_STATED EXERCISE_. Copy the lines below character for character, with nothing changed.

_RECORDS FOR THE TASK_.

____________________

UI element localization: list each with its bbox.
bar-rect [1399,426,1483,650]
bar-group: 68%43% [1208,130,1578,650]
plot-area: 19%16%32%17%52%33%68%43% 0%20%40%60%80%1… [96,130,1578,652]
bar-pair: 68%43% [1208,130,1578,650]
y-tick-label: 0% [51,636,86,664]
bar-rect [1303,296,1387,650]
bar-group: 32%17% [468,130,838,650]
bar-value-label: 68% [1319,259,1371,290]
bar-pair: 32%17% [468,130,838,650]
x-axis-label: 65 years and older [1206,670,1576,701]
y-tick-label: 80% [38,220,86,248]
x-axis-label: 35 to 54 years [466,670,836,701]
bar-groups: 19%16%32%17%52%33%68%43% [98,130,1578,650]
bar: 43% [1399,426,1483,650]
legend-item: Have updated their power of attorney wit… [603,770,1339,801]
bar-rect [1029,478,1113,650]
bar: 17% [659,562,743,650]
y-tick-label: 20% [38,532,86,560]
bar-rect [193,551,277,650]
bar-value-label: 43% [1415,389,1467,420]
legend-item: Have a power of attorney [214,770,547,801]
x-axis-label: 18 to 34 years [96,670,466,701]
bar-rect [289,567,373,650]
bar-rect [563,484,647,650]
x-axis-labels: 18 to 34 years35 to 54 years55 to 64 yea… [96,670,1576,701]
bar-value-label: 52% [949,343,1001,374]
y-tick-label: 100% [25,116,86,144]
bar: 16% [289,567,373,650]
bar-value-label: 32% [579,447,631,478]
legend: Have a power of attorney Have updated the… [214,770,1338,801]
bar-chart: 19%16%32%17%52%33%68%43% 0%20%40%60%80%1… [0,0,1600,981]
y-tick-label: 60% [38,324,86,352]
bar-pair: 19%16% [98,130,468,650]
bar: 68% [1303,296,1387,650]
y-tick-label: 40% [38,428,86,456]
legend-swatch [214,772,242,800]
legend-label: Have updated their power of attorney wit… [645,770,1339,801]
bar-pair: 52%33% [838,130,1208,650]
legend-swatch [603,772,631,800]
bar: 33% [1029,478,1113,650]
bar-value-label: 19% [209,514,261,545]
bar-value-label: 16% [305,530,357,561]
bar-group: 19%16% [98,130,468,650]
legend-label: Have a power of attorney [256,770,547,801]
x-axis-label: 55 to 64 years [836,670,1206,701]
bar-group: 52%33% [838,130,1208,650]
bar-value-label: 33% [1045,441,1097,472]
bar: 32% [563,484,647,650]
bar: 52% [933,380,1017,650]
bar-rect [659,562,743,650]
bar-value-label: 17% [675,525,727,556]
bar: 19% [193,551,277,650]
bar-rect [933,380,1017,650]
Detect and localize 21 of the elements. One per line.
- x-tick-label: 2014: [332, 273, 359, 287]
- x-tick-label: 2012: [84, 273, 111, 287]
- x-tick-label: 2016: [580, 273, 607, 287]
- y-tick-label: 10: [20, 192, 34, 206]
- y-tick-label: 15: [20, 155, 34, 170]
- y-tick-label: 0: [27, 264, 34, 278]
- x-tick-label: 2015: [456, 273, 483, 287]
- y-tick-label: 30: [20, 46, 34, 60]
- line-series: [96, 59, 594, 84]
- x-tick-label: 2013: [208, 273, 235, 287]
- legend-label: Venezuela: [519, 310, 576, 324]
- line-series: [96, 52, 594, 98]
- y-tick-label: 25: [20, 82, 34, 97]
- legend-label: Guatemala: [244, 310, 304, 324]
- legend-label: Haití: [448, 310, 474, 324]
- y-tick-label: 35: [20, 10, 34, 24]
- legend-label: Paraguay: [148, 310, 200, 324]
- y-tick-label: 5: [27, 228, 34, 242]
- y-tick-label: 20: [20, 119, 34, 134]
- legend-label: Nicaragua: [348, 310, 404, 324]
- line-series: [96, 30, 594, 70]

____________________

_EXPECTED OUTPUT_.
UI element localization: list each with its bbox.
bar-rect [1399,426,1483,650]
bar-group: 68%43% [1208,130,1578,650]
plot-area: 19%16%32%17%52%33%68%43% 0%20%40%60%80%1… [96,130,1578,652]
bar-pair: 68%43% [1208,130,1578,650]
y-tick-label: 0% [51,636,86,664]
bar-rect [1303,296,1387,650]
bar-group: 32%17% [468,130,838,650]
bar-value-label: 68% [1319,259,1371,290]
bar-pair: 32%17% [468,130,838,650]
x-axis-label: 65 years and older [1206,670,1576,701]
y-tick-label: 80% [38,220,86,248]
x-axis-label: 35 to 54 years [466,670,836,701]
bar-groups: 19%16%32%17%52%33%68%43% [98,130,1578,650]
bar: 43% [1399,426,1483,650]
legend-item: Have updated their power of attorney wit… [603,770,1339,801]
bar-rect [1029,478,1113,650]
bar: 17% [659,562,743,650]
y-tick-label: 20% [38,532,86,560]
bar-rect [193,551,277,650]
bar-value-label: 43% [1415,389,1467,420]
legend-item: Have a power of attorney [214,770,547,801]
x-axis-label: 18 to 34 years [96,670,466,701]
bar-rect [289,567,373,650]
bar-rect [563,484,647,650]
x-axis-labels: 18 to 34 years35 to 54 years55 to 64 yea… [96,670,1576,701]
bar-value-label: 52% [949,343,1001,374]
y-tick-label: 100% [25,116,86,144]
bar: 16% [289,567,373,650]
bar-value-label: 32% [579,447,631,478]
legend: Have a power of attorney Have updated the… [214,770,1338,801]
bar-chart: 19%16%32%17%52%33%68%43% 0%20%40%60%80%1… [0,0,1600,981]
y-tick-label: 60% [38,324,86,352]
bar-pair: 19%16% [98,130,468,650]
bar: 68% [1303,296,1387,650]
y-tick-label: 40% [38,428,86,456]
legend-swatch [214,772,242,800]
legend-label: Have updated their power of attorney wit… [645,770,1339,801]
bar-pair: 52%33% [838,130,1208,650]
legend-swatch [603,772,631,800]
bar: 33% [1029,478,1113,650]
bar-value-label: 19% [209,514,261,545]
bar-value-label: 16% [305,530,357,561]
bar-group: 19%16% [98,130,468,650]
legend-label: Have a power of attorney [256,770,547,801]
x-axis-label: 55 to 64 years [836,670,1206,701]
bar-group: 52%33% [838,130,1208,650]
bar-value-label: 33% [1045,441,1097,472]
bar: 32% [563,484,647,650]
bar: 52% [933,380,1017,650]
bar-rect [659,562,743,650]
bar-value-label: 17% [675,525,727,556]
bar: 19% [193,551,277,650]
bar-rect [933,380,1017,650]
Detect and localize 21 of the elements. One per line.
- x-tick-label: 2014: [332, 273, 359, 287]
- x-tick-label: 2012: [84, 273, 111, 287]
- x-tick-label: 2016: [580, 273, 607, 287]
- y-tick-label: 10: [20, 192, 34, 206]
- y-tick-label: 15: [20, 155, 34, 170]
- y-tick-label: 0: [27, 264, 34, 278]
- x-tick-label: 2015: [456, 273, 483, 287]
- y-tick-label: 30: [20, 46, 34, 60]
- line-series: [96, 59, 594, 84]
- x-tick-label: 2013: [208, 273, 235, 287]
- legend-label: Venezuela: [519, 310, 576, 324]
- line-series: [96, 52, 594, 98]
- y-tick-label: 25: [20, 82, 34, 97]
- legend-label: Guatemala: [244, 310, 304, 324]
- legend-label: Haití: [448, 310, 474, 324]
- y-tick-label: 35: [20, 10, 34, 24]
- legend-label: Paraguay: [148, 310, 200, 324]
- y-tick-label: 5: [27, 228, 34, 242]
- y-tick-label: 20: [20, 119, 34, 134]
- legend-label: Nicaragua: [348, 310, 404, 324]
- line-series: [96, 30, 594, 70]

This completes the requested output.